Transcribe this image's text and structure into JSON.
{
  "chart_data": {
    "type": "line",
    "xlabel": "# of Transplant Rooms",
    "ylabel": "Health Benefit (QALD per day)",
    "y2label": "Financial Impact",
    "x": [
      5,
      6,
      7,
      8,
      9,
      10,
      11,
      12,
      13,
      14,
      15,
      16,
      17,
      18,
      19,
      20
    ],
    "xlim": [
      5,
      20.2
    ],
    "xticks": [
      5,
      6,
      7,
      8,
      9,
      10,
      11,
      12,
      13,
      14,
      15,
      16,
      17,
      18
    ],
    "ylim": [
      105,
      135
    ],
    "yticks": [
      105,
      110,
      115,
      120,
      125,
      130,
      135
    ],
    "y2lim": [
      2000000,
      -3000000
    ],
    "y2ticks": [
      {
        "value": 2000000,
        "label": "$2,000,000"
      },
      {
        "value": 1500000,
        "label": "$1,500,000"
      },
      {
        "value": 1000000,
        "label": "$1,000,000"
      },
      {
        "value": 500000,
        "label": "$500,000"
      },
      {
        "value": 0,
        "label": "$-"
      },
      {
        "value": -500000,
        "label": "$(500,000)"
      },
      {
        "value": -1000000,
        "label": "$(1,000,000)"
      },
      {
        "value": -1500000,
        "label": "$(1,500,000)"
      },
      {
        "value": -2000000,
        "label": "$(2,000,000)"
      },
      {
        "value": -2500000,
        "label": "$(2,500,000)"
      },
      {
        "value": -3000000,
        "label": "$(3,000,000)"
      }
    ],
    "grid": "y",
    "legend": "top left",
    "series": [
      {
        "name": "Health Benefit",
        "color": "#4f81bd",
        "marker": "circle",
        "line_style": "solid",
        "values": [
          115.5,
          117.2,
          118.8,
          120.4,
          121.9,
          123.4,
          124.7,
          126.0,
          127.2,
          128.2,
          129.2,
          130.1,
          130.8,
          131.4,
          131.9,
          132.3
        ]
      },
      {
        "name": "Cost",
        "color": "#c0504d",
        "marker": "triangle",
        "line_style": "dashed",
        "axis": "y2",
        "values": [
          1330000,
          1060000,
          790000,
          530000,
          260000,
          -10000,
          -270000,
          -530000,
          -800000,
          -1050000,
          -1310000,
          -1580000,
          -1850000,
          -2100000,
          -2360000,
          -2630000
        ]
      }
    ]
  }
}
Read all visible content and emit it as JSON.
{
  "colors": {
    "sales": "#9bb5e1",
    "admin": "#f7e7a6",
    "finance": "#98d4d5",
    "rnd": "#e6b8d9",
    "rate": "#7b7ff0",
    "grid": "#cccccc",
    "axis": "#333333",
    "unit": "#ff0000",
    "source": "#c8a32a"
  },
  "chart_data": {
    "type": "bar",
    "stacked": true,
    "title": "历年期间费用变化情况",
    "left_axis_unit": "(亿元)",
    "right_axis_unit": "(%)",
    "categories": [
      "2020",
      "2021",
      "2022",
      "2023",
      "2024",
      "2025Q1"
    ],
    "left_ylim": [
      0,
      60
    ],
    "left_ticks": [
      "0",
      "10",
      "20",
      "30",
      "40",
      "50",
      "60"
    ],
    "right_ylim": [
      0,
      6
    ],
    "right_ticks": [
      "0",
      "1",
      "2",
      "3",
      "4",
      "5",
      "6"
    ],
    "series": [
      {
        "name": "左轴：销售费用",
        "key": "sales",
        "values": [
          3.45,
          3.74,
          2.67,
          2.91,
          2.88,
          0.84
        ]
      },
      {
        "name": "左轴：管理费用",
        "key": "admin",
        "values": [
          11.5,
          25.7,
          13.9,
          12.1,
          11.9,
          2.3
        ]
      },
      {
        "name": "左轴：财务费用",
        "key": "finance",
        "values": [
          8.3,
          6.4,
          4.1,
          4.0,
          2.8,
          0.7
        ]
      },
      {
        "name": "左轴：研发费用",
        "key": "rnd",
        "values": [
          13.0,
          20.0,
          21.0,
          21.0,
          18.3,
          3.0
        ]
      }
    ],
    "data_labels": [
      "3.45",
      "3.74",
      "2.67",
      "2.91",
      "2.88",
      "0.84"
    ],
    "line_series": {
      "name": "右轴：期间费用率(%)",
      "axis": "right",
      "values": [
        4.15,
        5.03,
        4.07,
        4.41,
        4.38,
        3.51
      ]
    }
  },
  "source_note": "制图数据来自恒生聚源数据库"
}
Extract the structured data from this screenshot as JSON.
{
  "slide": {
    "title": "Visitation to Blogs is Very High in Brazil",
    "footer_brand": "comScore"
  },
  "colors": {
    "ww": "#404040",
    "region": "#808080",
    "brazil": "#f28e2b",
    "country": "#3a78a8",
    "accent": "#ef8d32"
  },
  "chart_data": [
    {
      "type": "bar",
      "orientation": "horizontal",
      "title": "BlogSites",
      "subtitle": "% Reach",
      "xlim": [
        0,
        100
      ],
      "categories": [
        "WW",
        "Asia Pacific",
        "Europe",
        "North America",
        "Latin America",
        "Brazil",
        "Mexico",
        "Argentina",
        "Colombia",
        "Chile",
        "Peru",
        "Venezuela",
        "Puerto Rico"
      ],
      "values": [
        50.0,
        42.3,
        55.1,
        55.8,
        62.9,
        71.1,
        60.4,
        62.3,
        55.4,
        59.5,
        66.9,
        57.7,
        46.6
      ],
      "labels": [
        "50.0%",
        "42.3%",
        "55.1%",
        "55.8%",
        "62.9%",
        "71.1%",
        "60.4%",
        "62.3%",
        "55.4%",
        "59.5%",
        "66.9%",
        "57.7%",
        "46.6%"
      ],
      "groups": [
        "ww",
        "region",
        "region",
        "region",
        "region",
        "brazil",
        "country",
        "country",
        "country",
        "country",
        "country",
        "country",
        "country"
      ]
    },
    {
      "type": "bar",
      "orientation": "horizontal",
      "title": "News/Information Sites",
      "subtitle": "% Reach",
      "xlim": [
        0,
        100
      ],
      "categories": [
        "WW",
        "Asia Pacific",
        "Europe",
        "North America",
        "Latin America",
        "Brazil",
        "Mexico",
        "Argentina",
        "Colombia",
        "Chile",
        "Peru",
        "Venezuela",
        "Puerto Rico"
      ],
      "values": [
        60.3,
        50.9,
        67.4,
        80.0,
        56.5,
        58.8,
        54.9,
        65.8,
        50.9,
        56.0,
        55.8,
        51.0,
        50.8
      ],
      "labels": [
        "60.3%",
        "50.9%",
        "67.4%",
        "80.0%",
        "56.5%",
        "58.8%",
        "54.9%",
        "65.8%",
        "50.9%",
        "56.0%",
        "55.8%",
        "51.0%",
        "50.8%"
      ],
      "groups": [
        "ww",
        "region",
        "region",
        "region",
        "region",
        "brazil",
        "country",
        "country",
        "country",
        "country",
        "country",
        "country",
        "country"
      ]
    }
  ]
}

== Short exercise ==
Each record above should be output again exactly.

== Answer for this exercise ==
Transcribe this image's text and structure into JSON.
{
  "chart_data": {
    "type": "line",
    "xlabel": "# of Transplant Rooms",
    "ylabel": "Health Benefit (QALD per day)",
    "y2label": "Financial Impact",
    "x": [
      5,
      6,
      7,
      8,
      9,
      10,
      11,
      12,
      13,
      14,
      15,
      16,
      17,
      18,
      19,
      20
    ],
    "xlim": [
      5,
      20.2
    ],
    "xticks": [
      5,
      6,
      7,
      8,
      9,
      10,
      11,
      12,
      13,
      14,
      15,
      16,
      17,
      18
    ],
    "ylim": [
      105,
      135
    ],
    "yticks": [
      105,
      110,
      115,
      120,
      125,
      130,
      135
    ],
    "y2lim": [
      2000000,
      -3000000
    ],
    "y2ticks": [
      {
        "value": 2000000,
        "label": "$2,000,000"
      },
      {
        "value": 1500000,
        "label": "$1,500,000"
      },
      {
        "value": 1000000,
        "label": "$1,000,000"
      },
      {
        "value": 500000,
        "label": "$500,000"
      },
      {
        "value": 0,
        "label": "$-"
      },
      {
        "value": -500000,
        "label": "$(500,000)"
      },
      {
        "value": -1000000,
        "label": "$(1,000,000)"
      },
      {
        "value": -1500000,
        "label": "$(1,500,000)"
      },
      {
        "value": -2000000,
        "label": "$(2,000,000)"
      },
      {
        "value": -2500000,
        "label": "$(2,500,000)"
      },
      {
        "value": -3000000,
        "label": "$(3,000,000)"
      }
    ],
    "grid": "y",
    "legend": "top left",
    "series": [
      {
        "name": "Health Benefit",
        "color": "#4f81bd",
        "marker": "circle",
        "line_style": "solid",
        "values": [
          115.5,
          117.2,
          118.8,
          120.4,
          121.9,
          123.4,
          124.7,
          126.0,
          127.2,
          128.2,
          129.2,
          130.1,
          130.8,
          131.4,
          131.9,
          132.3
        ]
      },
      {
        "name": "Cost",
        "color": "#c0504d",
        "marker": "triangle",
        "line_style": "dashed",
        "axis": "y2",
        "values": [
          1330000,
          1060000,
          790000,
          530000,
          260000,
          -10000,
          -270000,
          -530000,
          -800000,
          -1050000,
          -1310000,
          -1580000,
          -1850000,
          -2100000,
          -2360000,
          -2630000
        ]
      }
    ]
  }
}
Read all visible content and emit it as JSON.
{
  "colors": {
    "sales": "#9bb5e1",
    "admin": "#f7e7a6",
    "finance": "#98d4d5",
    "rnd": "#e6b8d9",
    "rate": "#7b7ff0",
    "grid": "#cccccc",
    "axis": "#333333",
    "unit": "#ff0000",
    "source": "#c8a32a"
  },
  "chart_data": {
    "type": "bar",
    "stacked": true,
    "title": "历年期间费用变化情况",
    "left_axis_unit": "(亿元)",
    "right_axis_unit": "(%)",
    "categories": [
      "2020",
      "2021",
      "2022",
      "2023",
      "2024",
      "2025Q1"
    ],
    "left_ylim": [
      0,
      60
    ],
    "left_ticks": [
      "0",
      "10",
      "20",
      "30",
      "40",
      "50",
      "60"
    ],
    "right_ylim": [
      0,
      6
    ],
    "right_ticks": [
      "0",
      "1",
      "2",
      "3",
      "4",
      "5",
      "6"
    ],
    "series": [
      {
        "name": "左轴：销售费用",
        "key": "sales",
        "values": [
          3.45,
          3.74,
          2.67,
          2.91,
          2.88,
          0.84
        ]
      },
      {
        "name": "左轴：管理费用",
        "key": "admin",
        "values": [
          11.5,
          25.7,
          13.9,
          12.1,
          11.9,
          2.3
        ]
      },
      {
        "name": "左轴：财务费用",
        "key": "finance",
        "values": [
          8.3,
          6.4,
          4.1,
          4.0,
          2.8,
          0.7
        ]
      },
      {
        "name": "左轴：研发费用",
        "key": "rnd",
        "values": [
          13.0,
          20.0,
          21.0,
          21.0,
          18.3,
          3.0
        ]
      }
    ],
    "data_labels": [
      "3.45",
      "3.74",
      "2.67",
      "2.91",
      "2.88",
      "0.84"
    ],
    "line_series": {
      "name": "右轴：期间费用率(%)",
      "axis": "right",
      "values": [
        4.15,
        5.03,
        4.07,
        4.41,
        4.38,
        3.51
      ]
    }
  },
  "source_note": "制图数据来自恒生聚源数据库"
}
Extract the structured data from this screenshot as JSON.
{
  "slide": {
    "title": "Visitation to Blogs is Very High in Brazil",
    "footer_brand": "comScore"
  },
  "colors": {
    "ww": "#404040",
    "region": "#808080",
    "brazil": "#f28e2b",
    "country": "#3a78a8",
    "accent": "#ef8d32"
  },
  "chart_data": [
    {
      "type": "bar",
      "orientation": "horizontal",
      "title": "BlogSites",
      "subtitle": "% Reach",
      "xlim": [
        0,
        100
      ],
      "categories": [
        "WW",
        "Asia Pacific",
        "Europe",
        "North America",
        "Latin America",
        "Brazil",
        "Mexico",
        "Argentina",
        "Colombia",
        "Chile",
        "Peru",
        "Venezuela",
        "Puerto Rico"
      ],
      "values": [
        50.0,
        42.3,
        55.1,
        55.8,
        62.9,
        71.1,
        60.4,
        62.3,
        55.4,
        59.5,
        66.9,
        57.7,
        46.6
      ],
      "labels": [
        "50.0%",
        "42.3%",
        "55.1%",
        "55.8%",
        "62.9%",
        "71.1%",
        "60.4%",
        "62.3%",
        "55.4%",
        "59.5%",
        "66.9%",
        "57.7%",
        "46.6%"
      ],
      "groups": [
        "ww",
        "region",
        "region",
        "region",
        "region",
        "brazil",
        "country",
        "country",
        "country",
        "country",
        "country",
        "country",
        "country"
      ]
    },
    {
      "type": "bar",
      "orientation": "horizontal",
      "title": "News/Information Sites",
      "subtitle": "% Reach",
      "xlim": [
        0,
        100
      ],
      "categories": [
        "WW",
        "Asia Pacific",
        "Europe",
        "North America",
        "Latin America",
        "Brazil",
        "Mexico",
        "Argentina",
        "Colombia",
        "Chile",
        "Peru",
        "Venezuela",
        "Puerto Rico"
      ],
      "values": [
        60.3,
        50.9,
        67.4,
        80.0,
        56.5,
        58.8,
        54.9,
        65.8,
        50.9,
        56.0,
        55.8,
        51.0,
        50.8
      ],
      "labels": [
        "60.3%",
        "50.9%",
        "67.4%",
        "80.0%",
        "56.5%",
        "58.8%",
        "54.9%",
        "65.8%",
        "50.9%",
        "56.0%",
        "55.8%",
        "51.0%",
        "50.8%"
      ],
      "groups": [
        "ww",
        "region",
        "region",
        "region",
        "region",
        "brazil",
        "country",
        "country",
        "country",
        "country",
        "country",
        "country",
        "country"
      ]
    }
  ]
}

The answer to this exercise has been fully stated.